(Some records)

-- Start --

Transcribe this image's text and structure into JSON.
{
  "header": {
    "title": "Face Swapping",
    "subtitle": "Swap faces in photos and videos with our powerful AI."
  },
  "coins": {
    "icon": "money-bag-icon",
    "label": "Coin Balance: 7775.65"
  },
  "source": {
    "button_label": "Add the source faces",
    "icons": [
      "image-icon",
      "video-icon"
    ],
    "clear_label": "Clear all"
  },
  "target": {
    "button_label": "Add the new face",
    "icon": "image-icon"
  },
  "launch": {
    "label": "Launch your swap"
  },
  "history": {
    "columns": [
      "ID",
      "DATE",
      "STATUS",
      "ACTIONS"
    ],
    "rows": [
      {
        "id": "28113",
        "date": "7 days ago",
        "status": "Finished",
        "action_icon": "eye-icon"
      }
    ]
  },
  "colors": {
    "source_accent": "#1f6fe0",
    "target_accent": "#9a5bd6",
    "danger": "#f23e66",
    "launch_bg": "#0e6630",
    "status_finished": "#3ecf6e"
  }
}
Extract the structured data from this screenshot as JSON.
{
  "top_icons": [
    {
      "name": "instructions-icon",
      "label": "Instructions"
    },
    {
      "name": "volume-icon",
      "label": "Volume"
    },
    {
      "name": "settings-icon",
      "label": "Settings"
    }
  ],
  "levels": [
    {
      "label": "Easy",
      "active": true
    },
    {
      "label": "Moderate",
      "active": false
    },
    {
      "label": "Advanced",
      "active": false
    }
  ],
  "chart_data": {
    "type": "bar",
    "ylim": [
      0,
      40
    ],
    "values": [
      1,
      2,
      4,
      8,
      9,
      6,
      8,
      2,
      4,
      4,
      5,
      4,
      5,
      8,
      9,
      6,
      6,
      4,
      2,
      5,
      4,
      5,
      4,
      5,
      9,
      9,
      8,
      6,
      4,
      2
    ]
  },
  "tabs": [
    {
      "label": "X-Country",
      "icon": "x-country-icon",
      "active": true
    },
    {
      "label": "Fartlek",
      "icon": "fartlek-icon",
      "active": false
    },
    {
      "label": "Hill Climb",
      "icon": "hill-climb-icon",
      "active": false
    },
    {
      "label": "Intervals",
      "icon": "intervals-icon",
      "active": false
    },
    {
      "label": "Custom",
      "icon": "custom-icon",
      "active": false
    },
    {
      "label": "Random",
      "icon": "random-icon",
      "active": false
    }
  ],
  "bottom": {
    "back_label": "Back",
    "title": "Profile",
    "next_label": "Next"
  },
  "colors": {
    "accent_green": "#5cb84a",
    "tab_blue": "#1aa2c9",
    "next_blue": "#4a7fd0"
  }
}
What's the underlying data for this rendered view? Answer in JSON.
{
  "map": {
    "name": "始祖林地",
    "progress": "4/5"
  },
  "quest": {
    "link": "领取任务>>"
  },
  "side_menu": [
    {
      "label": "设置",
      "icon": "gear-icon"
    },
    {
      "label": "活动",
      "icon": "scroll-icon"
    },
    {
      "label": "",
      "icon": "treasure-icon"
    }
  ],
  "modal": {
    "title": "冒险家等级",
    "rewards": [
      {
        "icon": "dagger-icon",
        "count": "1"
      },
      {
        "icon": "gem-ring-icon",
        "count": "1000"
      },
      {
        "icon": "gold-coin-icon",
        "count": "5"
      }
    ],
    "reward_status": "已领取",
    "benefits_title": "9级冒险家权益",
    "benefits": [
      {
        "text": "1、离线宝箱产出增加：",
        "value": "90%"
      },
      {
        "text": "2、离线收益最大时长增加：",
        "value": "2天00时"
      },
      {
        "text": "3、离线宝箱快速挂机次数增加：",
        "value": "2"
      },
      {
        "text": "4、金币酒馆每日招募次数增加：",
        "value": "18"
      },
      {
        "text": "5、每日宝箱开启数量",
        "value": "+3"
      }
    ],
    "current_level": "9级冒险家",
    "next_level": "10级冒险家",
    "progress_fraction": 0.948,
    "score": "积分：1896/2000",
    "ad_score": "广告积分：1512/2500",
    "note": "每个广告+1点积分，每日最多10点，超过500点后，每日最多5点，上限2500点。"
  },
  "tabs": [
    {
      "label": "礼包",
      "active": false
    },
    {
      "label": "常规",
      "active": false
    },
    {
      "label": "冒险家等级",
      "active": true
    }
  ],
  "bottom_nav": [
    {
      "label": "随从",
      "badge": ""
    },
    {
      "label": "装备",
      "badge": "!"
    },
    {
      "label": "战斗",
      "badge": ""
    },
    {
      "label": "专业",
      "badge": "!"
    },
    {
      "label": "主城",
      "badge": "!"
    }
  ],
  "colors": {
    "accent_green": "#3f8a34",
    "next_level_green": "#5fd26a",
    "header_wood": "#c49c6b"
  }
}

-- End --

▸ Exercise aim
Every line above should be retyped exactly as given.

▸ Solution to the problem
Transcribe this image's text and structure into JSON.
{
  "header": {
    "title": "Face Swapping",
    "subtitle": "Swap faces in photos and videos with our powerful AI."
  },
  "coins": {
    "icon": "money-bag-icon",
    "label": "Coin Balance: 7775.65"
  },
  "source": {
    "button_label": "Add the source faces",
    "icons": [
      "image-icon",
      "video-icon"
    ],
    "clear_label": "Clear all"
  },
  "target": {
    "button_label": "Add the new face",
    "icon": "image-icon"
  },
  "launch": {
    "label": "Launch your swap"
  },
  "history": {
    "columns": [
      "ID",
      "DATE",
      "STATUS",
      "ACTIONS"
    ],
    "rows": [
      {
        "id": "28113",
        "date": "7 days ago",
        "status": "Finished",
        "action_icon": "eye-icon"
      }
    ]
  },
  "colors": {
    "source_accent": "#1f6fe0",
    "target_accent": "#9a5bd6",
    "danger": "#f23e66",
    "launch_bg": "#0e6630",
    "status_finished": "#3ecf6e"
  }
}
Extract the structured data from this screenshot as JSON.
{
  "top_icons": [
    {
      "name": "instructions-icon",
      "label": "Instructions"
    },
    {
      "name": "volume-icon",
      "label": "Volume"
    },
    {
      "name": "settings-icon",
      "label": "Settings"
    }
  ],
  "levels": [
    {
      "label": "Easy",
      "active": true
    },
    {
      "label": "Moderate",
      "active": false
    },
    {
      "label": "Advanced",
      "active": false
    }
  ],
  "chart_data": {
    "type": "bar",
    "ylim": [
      0,
      40
    ],
    "values": [
      1,
      2,
      4,
      8,
      9,
      6,
      8,
      2,
      4,
      4,
      5,
      4,
      5,
      8,
      9,
      6,
      6,
      4,
      2,
      5,
      4,
      5,
      4,
      5,
      9,
      9,
      8,
      6,
      4,
      2
    ]
  },
  "tabs": [
    {
      "label": "X-Country",
      "icon": "x-country-icon",
      "active": true
    },
    {
      "label": "Fartlek",
      "icon": "fartlek-icon",
      "active": false
    },
    {
      "label": "Hill Climb",
      "icon": "hill-climb-icon",
      "active": false
    },
    {
      "label": "Intervals",
      "icon": "intervals-icon",
      "active": false
    },
    {
      "label": "Custom",
      "icon": "custom-icon",
      "active": false
    },
    {
      "label": "Random",
      "icon": "random-icon",
      "active": false
    }
  ],
  "bottom": {
    "back_label": "Back",
    "title": "Profile",
    "next_label": "Next"
  },
  "colors": {
    "accent_green": "#5cb84a",
    "tab_blue": "#1aa2c9",
    "next_blue": "#4a7fd0"
  }
}
What's the underlying data for this rendered view? Answer in JSON.
{
  "map": {
    "name": "始祖林地",
    "progress": "4/5"
  },
  "quest": {
    "link": "领取任务>>"
  },
  "side_menu": [
    {
      "label": "设置",
      "icon": "gear-icon"
    },
    {
      "label": "活动",
      "icon": "scroll-icon"
    },
    {
      "label": "",
      "icon": "treasure-icon"
    }
  ],
  "modal": {
    "title": "冒险家等级",
    "rewards": [
      {
        "icon": "dagger-icon",
        "count": "1"
      },
      {
        "icon": "gem-ring-icon",
        "count": "1000"
      },
      {
        "icon": "gold-coin-icon",
        "count": "5"
      }
    ],
    "reward_status": "已领取",
    "benefits_title": "9级冒险家权益",
    "benefits": [
      {
        "text": "1、离线宝箱产出增加：",
        "value": "90%"
      },
      {
        "text": "2、离线收益最大时长增加：",
        "value": "2天00时"
      },
      {
        "text": "3、离线宝箱快速挂机次数增加：",
        "value": "2"
      },
      {
        "text": "4、金币酒馆每日招募次数增加：",
        "value": "18"
      },
      {
        "text": "5、每日宝箱开启数量",
        "value": "+3"
      }
    ],
    "current_level": "9级冒险家",
    "next_level": "10级冒险家",
    "progress_fraction": 0.948,
    "score": "积分：1896/2000",
    "ad_score": "广告积分：1512/2500",
    "note": "每个广告+1点积分，每日最多10点，超过500点后，每日最多5点，上限2500点。"
  },
  "tabs": [
    {
      "label": "礼包",
      "active": false
    },
    {
      "label": "常规",
      "active": false
    },
    {
      "label": "冒险家等级",
      "active": true
    }
  ],
  "bottom_nav": [
    {
      "label": "随从",
      "badge": ""
    },
    {
      "label": "装备",
      "badge": "!"
    },
    {
      "label": "战斗",
      "badge": ""
    },
    {
      "label": "专业",
      "badge": "!"
    },
    {
      "label": "主城",
      "badge": "!"
    }
  ],
  "colors": {
    "accent_green": "#3f8a34",
    "next_level_green": "#5fd26a",
    "header_wood": "#c49c6b"
  }
}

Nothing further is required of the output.